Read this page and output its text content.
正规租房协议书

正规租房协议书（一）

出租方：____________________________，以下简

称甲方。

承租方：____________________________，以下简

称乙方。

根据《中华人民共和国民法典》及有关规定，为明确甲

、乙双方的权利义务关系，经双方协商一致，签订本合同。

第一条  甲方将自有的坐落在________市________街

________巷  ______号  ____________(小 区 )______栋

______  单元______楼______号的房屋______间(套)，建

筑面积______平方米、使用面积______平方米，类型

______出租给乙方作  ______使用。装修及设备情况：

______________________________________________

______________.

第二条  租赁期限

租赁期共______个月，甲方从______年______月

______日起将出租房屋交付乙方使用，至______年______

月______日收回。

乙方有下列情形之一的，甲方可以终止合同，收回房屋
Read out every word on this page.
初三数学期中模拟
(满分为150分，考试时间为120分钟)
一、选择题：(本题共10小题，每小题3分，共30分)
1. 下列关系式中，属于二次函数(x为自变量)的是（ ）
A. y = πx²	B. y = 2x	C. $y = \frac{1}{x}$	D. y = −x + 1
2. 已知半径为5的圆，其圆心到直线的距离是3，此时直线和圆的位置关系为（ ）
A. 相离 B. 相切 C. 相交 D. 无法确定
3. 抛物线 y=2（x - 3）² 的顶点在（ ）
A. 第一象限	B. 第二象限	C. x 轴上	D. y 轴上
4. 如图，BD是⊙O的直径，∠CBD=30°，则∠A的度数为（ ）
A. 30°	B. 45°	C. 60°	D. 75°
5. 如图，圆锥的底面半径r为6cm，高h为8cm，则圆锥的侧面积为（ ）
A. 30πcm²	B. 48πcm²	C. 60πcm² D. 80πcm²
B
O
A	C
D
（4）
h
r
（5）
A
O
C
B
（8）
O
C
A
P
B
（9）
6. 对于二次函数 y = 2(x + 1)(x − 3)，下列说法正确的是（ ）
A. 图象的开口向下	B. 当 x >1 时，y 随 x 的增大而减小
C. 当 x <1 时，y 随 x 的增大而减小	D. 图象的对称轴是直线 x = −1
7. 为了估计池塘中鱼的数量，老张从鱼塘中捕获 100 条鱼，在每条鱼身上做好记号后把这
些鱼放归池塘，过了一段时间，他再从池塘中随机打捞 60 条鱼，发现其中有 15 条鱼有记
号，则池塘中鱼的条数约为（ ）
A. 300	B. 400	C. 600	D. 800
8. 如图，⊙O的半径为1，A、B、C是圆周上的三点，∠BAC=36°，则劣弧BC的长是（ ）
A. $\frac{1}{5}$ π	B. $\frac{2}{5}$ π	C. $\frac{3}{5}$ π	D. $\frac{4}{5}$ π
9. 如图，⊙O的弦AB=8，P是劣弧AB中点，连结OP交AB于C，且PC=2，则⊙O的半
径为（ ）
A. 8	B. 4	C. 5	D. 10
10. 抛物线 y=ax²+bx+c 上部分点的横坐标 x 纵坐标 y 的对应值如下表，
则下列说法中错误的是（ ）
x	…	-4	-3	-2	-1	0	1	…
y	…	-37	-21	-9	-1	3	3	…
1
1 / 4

▶ PROBLEM TO WORK ON:
Copy out all lines that carry the word "Read".

▶ EXERCISE OUTPUT:
Read this page and output its text content.
Read out every word on this page.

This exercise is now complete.